**Requirements**
Below are the records. Gather each line that holds "content".

[Entries taken from a collection]
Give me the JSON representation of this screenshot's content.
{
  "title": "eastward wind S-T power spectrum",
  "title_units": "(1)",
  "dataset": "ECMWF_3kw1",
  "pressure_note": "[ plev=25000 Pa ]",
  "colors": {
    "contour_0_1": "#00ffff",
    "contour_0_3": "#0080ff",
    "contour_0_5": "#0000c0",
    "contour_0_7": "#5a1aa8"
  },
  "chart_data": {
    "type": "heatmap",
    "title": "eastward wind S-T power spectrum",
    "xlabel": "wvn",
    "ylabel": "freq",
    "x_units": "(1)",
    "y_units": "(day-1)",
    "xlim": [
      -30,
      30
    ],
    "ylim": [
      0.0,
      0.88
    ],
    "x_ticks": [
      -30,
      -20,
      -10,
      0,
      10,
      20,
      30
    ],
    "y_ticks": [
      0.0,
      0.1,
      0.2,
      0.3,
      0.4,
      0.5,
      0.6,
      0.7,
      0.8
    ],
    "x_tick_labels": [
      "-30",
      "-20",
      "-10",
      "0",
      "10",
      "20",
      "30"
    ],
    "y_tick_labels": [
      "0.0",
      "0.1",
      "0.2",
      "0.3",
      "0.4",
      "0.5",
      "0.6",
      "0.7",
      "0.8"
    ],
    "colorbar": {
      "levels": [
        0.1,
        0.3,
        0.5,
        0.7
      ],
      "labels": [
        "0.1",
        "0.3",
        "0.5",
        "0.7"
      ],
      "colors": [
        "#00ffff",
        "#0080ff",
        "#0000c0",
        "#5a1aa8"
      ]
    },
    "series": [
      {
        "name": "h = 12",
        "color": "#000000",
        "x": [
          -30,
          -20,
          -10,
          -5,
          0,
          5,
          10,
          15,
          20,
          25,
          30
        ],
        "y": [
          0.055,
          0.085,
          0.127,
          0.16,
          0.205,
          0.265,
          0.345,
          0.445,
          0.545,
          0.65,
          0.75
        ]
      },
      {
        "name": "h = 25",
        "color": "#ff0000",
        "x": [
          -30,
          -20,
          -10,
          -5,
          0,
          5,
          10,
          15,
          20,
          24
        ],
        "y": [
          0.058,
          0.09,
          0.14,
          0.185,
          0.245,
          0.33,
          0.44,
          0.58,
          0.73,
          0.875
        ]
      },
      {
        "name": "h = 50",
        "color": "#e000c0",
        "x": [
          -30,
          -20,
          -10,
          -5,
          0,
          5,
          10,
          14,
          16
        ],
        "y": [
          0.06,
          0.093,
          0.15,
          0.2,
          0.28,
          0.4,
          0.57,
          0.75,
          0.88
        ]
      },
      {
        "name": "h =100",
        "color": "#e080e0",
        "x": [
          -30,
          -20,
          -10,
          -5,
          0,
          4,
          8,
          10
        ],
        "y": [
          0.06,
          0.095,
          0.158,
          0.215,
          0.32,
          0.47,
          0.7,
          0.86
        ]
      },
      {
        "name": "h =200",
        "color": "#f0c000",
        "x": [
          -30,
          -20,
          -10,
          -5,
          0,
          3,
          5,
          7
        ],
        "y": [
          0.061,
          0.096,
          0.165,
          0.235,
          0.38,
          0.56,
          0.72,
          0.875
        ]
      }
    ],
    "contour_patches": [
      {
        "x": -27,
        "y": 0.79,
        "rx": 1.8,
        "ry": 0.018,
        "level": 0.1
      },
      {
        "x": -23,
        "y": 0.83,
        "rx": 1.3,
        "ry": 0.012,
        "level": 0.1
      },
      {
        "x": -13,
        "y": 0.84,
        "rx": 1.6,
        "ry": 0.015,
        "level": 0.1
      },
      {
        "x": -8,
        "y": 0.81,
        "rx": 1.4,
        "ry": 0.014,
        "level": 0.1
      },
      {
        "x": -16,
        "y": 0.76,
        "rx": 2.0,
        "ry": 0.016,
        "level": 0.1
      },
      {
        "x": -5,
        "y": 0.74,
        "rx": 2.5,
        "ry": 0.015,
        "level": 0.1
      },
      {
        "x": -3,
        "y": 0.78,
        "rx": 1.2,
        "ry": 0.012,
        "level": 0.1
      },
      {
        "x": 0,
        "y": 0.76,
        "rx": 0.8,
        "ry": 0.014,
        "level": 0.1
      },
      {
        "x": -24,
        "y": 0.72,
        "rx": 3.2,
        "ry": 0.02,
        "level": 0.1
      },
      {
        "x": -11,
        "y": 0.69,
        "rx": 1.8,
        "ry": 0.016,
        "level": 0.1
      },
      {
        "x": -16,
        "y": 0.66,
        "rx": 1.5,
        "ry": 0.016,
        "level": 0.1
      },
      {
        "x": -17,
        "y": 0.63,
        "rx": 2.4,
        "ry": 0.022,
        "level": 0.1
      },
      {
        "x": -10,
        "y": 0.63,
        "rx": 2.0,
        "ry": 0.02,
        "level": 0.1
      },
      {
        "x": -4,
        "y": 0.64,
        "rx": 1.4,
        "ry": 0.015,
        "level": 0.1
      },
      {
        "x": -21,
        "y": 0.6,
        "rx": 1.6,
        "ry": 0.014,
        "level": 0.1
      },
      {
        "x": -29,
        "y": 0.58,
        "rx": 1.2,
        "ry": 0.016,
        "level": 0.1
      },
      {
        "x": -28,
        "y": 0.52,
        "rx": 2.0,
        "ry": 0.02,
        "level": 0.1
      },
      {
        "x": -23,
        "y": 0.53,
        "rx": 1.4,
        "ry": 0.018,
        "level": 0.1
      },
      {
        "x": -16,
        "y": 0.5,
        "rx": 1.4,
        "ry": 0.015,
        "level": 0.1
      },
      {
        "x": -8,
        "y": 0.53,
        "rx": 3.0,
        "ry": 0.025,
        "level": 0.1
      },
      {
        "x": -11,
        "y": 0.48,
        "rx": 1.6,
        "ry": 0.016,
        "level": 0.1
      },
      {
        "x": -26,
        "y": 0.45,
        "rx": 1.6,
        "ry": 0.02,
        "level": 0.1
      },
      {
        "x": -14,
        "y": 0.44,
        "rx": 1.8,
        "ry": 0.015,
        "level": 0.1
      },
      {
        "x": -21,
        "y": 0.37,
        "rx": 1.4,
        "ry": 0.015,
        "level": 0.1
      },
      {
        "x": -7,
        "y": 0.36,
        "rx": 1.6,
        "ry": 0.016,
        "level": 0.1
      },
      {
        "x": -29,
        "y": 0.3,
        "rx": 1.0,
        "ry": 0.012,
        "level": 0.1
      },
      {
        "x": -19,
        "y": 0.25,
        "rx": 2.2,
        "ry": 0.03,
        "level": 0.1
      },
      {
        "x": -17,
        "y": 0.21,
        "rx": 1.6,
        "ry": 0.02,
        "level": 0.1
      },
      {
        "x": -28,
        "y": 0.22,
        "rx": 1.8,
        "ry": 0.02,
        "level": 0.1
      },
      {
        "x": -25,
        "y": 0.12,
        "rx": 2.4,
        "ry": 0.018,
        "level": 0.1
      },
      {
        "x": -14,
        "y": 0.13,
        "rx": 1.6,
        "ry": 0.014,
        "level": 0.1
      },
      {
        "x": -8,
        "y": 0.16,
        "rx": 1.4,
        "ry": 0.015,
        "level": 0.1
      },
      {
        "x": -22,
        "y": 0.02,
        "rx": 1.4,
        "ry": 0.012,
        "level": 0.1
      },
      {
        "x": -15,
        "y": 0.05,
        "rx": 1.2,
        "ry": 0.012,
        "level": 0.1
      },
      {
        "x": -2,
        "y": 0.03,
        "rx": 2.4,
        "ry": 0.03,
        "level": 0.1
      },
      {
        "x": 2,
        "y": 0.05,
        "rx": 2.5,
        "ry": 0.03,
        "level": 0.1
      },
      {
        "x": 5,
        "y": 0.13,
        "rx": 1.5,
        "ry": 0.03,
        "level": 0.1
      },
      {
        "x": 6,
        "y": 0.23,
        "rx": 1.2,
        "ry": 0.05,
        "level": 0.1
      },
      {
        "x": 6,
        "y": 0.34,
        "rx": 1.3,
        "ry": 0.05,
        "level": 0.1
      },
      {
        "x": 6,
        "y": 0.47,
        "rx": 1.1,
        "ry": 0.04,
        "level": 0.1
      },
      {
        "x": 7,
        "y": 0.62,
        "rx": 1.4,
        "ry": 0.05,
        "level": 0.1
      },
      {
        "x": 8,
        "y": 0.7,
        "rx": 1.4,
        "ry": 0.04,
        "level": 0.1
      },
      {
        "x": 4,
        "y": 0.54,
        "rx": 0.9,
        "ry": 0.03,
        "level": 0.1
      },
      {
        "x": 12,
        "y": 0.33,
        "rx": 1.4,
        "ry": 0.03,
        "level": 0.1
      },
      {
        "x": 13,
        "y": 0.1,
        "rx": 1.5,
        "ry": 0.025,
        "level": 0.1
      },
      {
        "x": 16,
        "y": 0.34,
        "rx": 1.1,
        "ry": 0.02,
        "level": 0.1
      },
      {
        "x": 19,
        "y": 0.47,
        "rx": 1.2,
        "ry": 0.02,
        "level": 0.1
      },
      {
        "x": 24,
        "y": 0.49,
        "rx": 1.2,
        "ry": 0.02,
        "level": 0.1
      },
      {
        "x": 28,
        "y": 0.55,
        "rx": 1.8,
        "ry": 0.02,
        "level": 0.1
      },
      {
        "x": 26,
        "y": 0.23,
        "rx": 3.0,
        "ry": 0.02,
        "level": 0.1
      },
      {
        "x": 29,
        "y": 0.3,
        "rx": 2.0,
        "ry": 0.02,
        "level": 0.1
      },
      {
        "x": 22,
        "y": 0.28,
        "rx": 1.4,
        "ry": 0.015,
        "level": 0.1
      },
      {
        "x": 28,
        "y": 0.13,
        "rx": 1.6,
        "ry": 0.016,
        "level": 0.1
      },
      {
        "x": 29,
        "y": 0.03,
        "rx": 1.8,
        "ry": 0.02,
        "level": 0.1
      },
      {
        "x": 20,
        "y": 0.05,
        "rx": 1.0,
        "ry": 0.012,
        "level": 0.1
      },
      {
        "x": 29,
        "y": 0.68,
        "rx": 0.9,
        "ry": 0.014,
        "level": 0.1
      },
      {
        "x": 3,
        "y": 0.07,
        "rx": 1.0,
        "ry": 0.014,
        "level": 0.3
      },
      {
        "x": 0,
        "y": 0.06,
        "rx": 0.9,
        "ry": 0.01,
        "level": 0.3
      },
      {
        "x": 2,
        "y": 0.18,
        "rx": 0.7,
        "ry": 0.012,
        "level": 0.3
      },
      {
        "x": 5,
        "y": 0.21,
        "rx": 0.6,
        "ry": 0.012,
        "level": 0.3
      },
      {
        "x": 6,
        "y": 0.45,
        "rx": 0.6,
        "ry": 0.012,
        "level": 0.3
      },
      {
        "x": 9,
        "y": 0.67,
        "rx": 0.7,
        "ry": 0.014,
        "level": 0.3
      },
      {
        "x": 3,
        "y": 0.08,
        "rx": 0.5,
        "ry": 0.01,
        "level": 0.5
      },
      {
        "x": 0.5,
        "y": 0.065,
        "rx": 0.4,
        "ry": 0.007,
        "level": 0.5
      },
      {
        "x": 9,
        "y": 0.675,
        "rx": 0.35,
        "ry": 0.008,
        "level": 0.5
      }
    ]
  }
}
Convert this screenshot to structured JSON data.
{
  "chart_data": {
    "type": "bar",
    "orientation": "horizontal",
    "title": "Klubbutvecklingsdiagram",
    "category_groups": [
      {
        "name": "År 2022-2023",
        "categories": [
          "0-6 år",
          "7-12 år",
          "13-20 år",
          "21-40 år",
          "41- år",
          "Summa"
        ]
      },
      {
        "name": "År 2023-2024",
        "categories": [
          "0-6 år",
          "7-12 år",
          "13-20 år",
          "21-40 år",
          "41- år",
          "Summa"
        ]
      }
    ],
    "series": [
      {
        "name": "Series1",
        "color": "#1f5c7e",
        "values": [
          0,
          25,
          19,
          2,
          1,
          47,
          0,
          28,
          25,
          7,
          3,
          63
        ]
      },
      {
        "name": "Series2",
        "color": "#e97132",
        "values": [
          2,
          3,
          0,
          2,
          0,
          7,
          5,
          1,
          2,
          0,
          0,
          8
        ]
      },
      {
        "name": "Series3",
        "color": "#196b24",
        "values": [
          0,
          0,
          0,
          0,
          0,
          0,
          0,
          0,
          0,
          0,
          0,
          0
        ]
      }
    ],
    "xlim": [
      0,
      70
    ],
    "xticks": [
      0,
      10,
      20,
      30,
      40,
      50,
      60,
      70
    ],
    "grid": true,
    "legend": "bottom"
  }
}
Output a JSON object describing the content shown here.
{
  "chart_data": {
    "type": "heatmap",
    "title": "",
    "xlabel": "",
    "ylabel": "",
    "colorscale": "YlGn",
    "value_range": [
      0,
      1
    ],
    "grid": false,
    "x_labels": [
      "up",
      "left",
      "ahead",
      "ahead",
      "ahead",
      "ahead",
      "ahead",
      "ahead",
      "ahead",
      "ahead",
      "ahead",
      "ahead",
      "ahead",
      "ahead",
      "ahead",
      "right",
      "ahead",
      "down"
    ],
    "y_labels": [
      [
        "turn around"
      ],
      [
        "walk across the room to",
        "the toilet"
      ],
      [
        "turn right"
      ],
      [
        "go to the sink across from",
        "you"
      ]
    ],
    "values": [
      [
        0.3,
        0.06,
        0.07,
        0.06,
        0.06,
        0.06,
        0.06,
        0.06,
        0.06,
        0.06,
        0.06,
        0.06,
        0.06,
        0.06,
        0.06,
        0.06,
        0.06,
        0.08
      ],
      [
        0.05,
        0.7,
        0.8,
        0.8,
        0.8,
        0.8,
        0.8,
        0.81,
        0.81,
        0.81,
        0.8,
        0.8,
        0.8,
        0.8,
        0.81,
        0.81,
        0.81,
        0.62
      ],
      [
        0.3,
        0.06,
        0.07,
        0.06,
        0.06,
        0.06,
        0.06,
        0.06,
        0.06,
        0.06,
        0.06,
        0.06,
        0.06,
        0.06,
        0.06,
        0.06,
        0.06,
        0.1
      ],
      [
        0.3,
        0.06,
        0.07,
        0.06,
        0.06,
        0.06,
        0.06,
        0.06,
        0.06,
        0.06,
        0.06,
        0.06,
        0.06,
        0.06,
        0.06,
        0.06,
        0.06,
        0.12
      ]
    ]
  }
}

**Expected answer**
Give me the JSON representation of this screenshot's content.
Output a JSON object describing the content shown here.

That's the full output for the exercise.